■ What to work on:
Check each line of the listing below for the word "image" and say how many lines have it. Nothing else should be written.
── Material provided ──
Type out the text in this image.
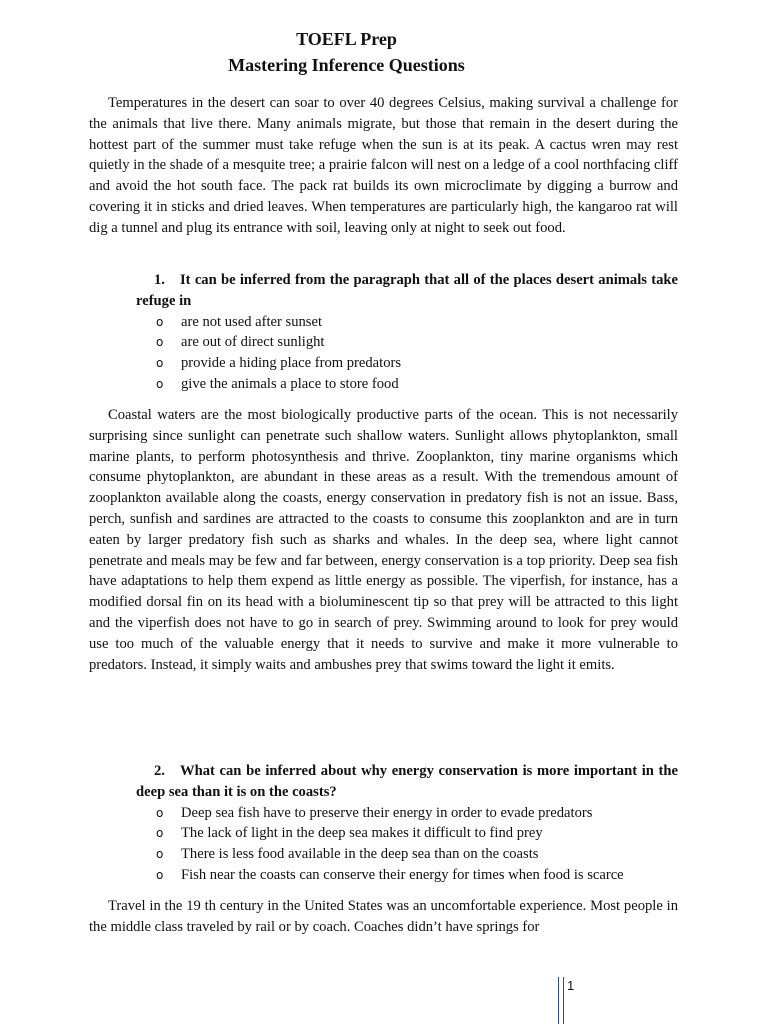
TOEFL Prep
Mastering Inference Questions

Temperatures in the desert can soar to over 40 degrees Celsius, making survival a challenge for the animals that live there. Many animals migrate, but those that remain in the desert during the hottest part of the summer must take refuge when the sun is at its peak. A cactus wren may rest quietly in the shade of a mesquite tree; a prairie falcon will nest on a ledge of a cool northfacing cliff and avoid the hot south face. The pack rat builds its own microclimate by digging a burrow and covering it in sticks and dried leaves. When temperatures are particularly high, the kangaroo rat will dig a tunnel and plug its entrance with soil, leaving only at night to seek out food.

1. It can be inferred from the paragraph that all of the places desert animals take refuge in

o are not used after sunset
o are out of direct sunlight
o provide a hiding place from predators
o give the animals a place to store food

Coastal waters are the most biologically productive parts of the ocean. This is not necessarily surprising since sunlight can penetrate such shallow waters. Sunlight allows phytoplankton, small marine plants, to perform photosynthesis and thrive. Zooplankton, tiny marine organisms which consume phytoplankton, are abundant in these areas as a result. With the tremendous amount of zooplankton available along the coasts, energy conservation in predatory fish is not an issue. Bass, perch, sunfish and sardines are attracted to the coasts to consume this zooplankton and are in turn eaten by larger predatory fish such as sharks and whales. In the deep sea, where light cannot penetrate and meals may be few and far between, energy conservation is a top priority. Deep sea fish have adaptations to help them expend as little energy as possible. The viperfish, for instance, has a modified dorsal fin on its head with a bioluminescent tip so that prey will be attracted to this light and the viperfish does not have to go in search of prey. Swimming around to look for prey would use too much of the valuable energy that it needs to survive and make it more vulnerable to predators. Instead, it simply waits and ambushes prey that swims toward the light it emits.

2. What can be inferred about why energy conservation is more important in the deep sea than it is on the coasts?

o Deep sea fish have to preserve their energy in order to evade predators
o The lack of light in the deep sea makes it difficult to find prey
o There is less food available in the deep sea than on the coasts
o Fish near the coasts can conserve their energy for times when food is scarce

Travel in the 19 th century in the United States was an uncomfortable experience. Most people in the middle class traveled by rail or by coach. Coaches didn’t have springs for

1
───
── Material provided ──
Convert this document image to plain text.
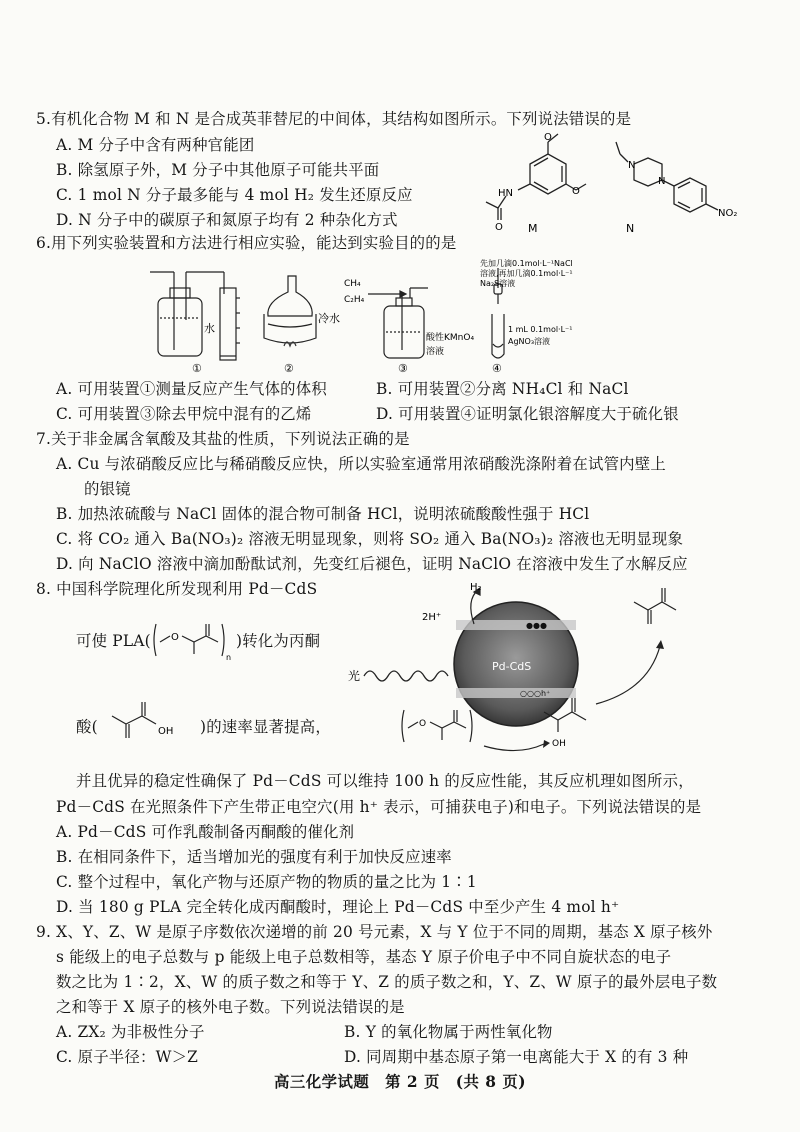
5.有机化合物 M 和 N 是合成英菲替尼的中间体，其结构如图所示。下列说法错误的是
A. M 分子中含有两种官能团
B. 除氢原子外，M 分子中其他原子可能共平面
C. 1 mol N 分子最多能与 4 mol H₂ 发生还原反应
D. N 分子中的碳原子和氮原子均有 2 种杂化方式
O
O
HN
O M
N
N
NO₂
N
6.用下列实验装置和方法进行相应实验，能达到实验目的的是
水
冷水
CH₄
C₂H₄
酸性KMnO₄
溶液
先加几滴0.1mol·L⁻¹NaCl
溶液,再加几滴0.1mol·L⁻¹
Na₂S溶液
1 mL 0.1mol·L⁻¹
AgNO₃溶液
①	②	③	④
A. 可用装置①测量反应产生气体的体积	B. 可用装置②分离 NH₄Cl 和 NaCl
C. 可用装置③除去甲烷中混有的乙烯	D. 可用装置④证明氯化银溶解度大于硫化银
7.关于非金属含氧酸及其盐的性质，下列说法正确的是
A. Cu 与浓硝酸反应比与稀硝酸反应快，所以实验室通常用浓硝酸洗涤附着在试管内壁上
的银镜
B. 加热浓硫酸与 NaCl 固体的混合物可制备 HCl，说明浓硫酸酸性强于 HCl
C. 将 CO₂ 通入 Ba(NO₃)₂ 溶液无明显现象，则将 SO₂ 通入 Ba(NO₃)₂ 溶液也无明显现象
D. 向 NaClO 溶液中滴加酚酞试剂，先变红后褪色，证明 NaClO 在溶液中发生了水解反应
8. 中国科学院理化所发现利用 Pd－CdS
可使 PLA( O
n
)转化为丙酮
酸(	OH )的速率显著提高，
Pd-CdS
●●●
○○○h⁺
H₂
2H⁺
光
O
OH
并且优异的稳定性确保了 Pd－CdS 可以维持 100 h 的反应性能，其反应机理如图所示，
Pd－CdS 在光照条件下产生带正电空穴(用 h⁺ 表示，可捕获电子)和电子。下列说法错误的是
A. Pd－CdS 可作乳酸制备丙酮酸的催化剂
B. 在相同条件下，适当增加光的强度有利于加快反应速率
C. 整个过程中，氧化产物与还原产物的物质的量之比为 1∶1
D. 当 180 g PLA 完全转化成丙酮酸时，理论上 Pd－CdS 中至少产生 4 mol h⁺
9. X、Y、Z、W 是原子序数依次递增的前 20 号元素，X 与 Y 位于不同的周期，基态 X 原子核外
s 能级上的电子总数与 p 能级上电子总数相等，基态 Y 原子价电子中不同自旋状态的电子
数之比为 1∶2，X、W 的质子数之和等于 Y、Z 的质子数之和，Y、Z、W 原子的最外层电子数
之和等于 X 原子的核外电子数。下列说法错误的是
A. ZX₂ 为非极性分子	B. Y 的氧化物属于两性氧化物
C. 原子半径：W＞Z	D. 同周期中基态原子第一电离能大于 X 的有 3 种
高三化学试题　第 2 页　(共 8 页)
───
■ Response:
2